> **Written task**
Reproduce every line of the entries below verbatim, without altering any character, spacing, or order.

> **Provided material**

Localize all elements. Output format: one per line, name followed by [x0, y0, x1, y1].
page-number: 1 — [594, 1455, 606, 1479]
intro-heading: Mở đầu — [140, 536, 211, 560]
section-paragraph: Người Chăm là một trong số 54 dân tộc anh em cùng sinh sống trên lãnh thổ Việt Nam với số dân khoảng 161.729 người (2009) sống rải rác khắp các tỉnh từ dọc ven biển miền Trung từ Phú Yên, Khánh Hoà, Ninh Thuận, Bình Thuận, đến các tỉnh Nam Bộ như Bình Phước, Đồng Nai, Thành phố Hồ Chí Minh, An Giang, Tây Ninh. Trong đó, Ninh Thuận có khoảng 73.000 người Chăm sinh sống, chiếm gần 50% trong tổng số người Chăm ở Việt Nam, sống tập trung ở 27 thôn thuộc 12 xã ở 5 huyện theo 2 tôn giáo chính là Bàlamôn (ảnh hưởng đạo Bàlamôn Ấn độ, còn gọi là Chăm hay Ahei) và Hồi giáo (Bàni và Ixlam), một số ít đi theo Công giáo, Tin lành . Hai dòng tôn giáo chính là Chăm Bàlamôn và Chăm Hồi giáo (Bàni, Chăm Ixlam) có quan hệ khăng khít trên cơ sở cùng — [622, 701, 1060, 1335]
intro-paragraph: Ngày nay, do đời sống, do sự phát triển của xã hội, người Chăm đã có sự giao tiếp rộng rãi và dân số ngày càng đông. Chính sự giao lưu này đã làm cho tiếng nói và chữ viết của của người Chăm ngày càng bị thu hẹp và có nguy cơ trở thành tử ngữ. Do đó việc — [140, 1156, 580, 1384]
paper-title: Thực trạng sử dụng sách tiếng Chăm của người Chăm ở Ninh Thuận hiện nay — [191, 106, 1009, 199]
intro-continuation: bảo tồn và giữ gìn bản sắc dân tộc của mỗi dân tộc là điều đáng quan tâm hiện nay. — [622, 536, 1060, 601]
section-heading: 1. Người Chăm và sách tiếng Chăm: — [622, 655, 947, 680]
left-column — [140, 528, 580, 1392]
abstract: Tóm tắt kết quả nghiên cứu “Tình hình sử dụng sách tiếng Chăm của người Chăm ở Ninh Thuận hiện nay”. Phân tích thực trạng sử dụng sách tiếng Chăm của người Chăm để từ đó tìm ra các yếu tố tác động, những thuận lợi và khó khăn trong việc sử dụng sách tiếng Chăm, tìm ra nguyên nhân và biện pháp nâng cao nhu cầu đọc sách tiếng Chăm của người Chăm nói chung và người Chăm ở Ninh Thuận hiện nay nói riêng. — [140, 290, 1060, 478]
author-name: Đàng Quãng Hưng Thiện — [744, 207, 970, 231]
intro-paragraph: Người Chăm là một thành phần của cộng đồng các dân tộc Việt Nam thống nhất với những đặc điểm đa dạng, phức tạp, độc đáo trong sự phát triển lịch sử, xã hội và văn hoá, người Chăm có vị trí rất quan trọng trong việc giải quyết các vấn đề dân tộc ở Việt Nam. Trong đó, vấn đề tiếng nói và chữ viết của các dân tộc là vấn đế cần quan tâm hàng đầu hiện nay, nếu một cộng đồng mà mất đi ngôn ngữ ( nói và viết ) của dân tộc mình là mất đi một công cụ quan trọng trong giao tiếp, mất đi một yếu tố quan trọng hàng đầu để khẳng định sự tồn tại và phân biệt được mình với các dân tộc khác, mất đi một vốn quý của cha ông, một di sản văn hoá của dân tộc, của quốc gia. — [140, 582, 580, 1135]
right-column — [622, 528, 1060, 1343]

> **Solution to this exercise**
Localize all elements. Output format: one per line, name followed by [x0, y0, x1, y1].
page-number: 1 — [594, 1455, 606, 1479]
intro-heading: Mở đầu — [140, 536, 211, 560]
section-paragraph: Người Chăm là một trong số 54 dân tộc anh em cùng sinh sống trên lãnh thổ Việt Nam với số dân khoảng 161.729 người (2009) sống rải rác khắp các tỉnh từ dọc ven biển miền Trung từ Phú Yên, Khánh Hoà, Ninh Thuận, Bình Thuận, đến các tỉnh Nam Bộ như Bình Phước, Đồng Nai, Thành phố Hồ Chí Minh, An Giang, Tây Ninh. Trong đó, Ninh Thuận có khoảng 73.000 người Chăm sinh sống, chiếm gần 50% trong tổng số người Chăm ở Việt Nam, sống tập trung ở 27 thôn thuộc 12 xã ở 5 huyện theo 2 tôn giáo chính là Bàlamôn (ảnh hưởng đạo Bàlamôn Ấn độ, còn gọi là Chăm hay Ahei) và Hồi giáo (Bàni và Ixlam), một số ít đi theo Công giáo, Tin lành . Hai dòng tôn giáo chính là Chăm Bàlamôn và Chăm Hồi giáo (Bàni, Chăm Ixlam) có quan hệ khăng khít trên cơ sở cùng — [622, 701, 1060, 1335]
intro-paragraph: Ngày nay, do đời sống, do sự phát triển của xã hội, người Chăm đã có sự giao tiếp rộng rãi và dân số ngày càng đông. Chính sự giao lưu này đã làm cho tiếng nói và chữ viết của của người Chăm ngày càng bị thu hẹp và có nguy cơ trở thành tử ngữ. Do đó việc — [140, 1156, 580, 1384]
paper-title: Thực trạng sử dụng sách tiếng Chăm của người Chăm ở Ninh Thuận hiện nay — [191, 106, 1009, 199]
intro-continuation: bảo tồn và giữ gìn bản sắc dân tộc của mỗi dân tộc là điều đáng quan tâm hiện nay. — [622, 536, 1060, 601]
section-heading: 1. Người Chăm và sách tiếng Chăm: — [622, 655, 947, 680]
left-column — [140, 528, 580, 1392]
abstract: Tóm tắt kết quả nghiên cứu “Tình hình sử dụng sách tiếng Chăm của người Chăm ở Ninh Thuận hiện nay”. Phân tích thực trạng sử dụng sách tiếng Chăm của người Chăm để từ đó tìm ra các yếu tố tác động, những thuận lợi và khó khăn trong việc sử dụng sách tiếng Chăm, tìm ra nguyên nhân và biện pháp nâng cao nhu cầu đọc sách tiếng Chăm của người Chăm nói chung và người Chăm ở Ninh Thuận hiện nay nói riêng. — [140, 290, 1060, 478]
author-name: Đàng Quãng Hưng Thiện — [744, 207, 970, 231]
intro-paragraph: Người Chăm là một thành phần của cộng đồng các dân tộc Việt Nam thống nhất với những đặc điểm đa dạng, phức tạp, độc đáo trong sự phát triển lịch sử, xã hội và văn hoá, người Chăm có vị trí rất quan trọng trong việc giải quyết các vấn đề dân tộc ở Việt Nam. Trong đó, vấn đề tiếng nói và chữ viết của các dân tộc là vấn đế cần quan tâm hàng đầu hiện nay, nếu một cộng đồng mà mất đi ngôn ngữ ( nói và viết ) của dân tộc mình là mất đi một công cụ quan trọng trong giao tiếp, mất đi một yếu tố quan trọng hàng đầu để khẳng định sự tồn tại và phân biệt được mình với các dân tộc khác, mất đi một vốn quý của cha ông, một di sản văn hoá của dân tộc, của quốc gia. — [140, 582, 580, 1135]
right-column — [622, 528, 1060, 1343]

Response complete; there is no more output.